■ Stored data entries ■
┌──
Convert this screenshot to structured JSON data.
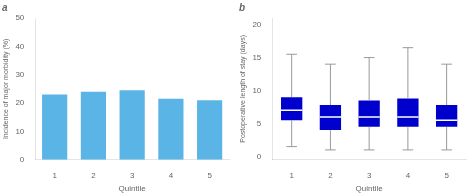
{
  "chart_data": [
    {
      "type": "bar",
      "title": "a",
      "categories": [
        "1",
        "2",
        "3",
        "4",
        "5"
      ],
      "values": [
        23.0,
        24.0,
        24.5,
        21.5,
        21.0
      ],
      "color": "#5ab4e5",
      "xlabel": "Quintile",
      "ylabel": "Incidence of major morbidity (%)",
      "ylim": [
        0,
        50
      ],
      "yticks": [
        0,
        10,
        20,
        30,
        40,
        50
      ],
      "grid": false
    },
    {
      "type": "box",
      "title": "b",
      "categories": [
        "1",
        "2",
        "3",
        "4",
        "5"
      ],
      "boxes": [
        {
          "q1": 5.5,
          "median": 7.0,
          "q3": 9.0,
          "whislo": 1.5,
          "whishi": 15.5
        },
        {
          "q1": 4.0,
          "median": 6.0,
          "q3": 7.8,
          "whislo": 1.0,
          "whishi": 14.0
        },
        {
          "q1": 4.5,
          "median": 6.0,
          "q3": 8.5,
          "whislo": 1.0,
          "whishi": 15.0
        },
        {
          "q1": 4.5,
          "median": 6.0,
          "q3": 8.8,
          "whislo": 1.0,
          "whishi": 16.5
        },
        {
          "q1": 4.5,
          "median": 5.5,
          "q3": 7.8,
          "whislo": 1.0,
          "whishi": 14.0
        }
      ],
      "color": "#0000cc",
      "xlabel": "Quintile",
      "ylabel": "Postoperative length of stay (days)",
      "ylim": [
        -0.5,
        21
      ],
      "yticks": [
        0,
        5,
        10,
        15,
        20
      ],
      "grid": false
    }
  ]
}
└──
■ Given problem ■
Each line above is to be copied verbatim. Drop any image from the copy.

■ Worked solution ■
Convert this screenshot to structured JSON data.
{
  "chart_data": [
    {
      "type": "bar",
      "title": "a",
      "categories": [
        "1",
        "2",
        "3",
        "4",
        "5"
      ],
      "values": [
        23.0,
        24.0,
        24.5,
        21.5,
        21.0
      ],
      "color": "#5ab4e5",
      "xlabel": "Quintile",
      "ylabel": "Incidence of major morbidity (%)",
      "ylim": [
        0,
        50
      ],
      "yticks": [
        0,
        10,
        20,
        30,
        40,
        50
      ],
      "grid": false
    },
    {
      "type": "box",
      "title": "b",
      "categories": [
        "1",
        "2",
        "3",
        "4",
        "5"
      ],
      "boxes": [
        {
          "q1": 5.5,
          "median": 7.0,
          "q3": 9.0,
          "whislo": 1.5,
          "whishi": 15.5
        },
        {
          "q1": 4.0,
          "median": 6.0,
          "q3": 7.8,
          "whislo": 1.0,
          "whishi": 14.0
        },
        {
          "q1": 4.5,
          "median": 6.0,
          "q3": 8.5,
          "whislo": 1.0,
          "whishi": 15.0
        },
        {
          "q1": 4.5,
          "median": 6.0,
          "q3": 8.8,
          "whislo": 1.0,
          "whishi": 16.5
        },
        {
          "q1": 4.5,
          "median": 5.5,
          "q3": 7.8,
          "whislo": 1.0,
          "whishi": 14.0
        }
      ],
      "color": "#0000cc",
      "xlabel": "Quintile",
      "ylabel": "Postoperative length of stay (days)",
      "ylim": [
        -0.5,
        21
      ],
      "yticks": [
        0,
        5,
        10,
        15,
        20
      ],
      "grid": false
    }
  ]
}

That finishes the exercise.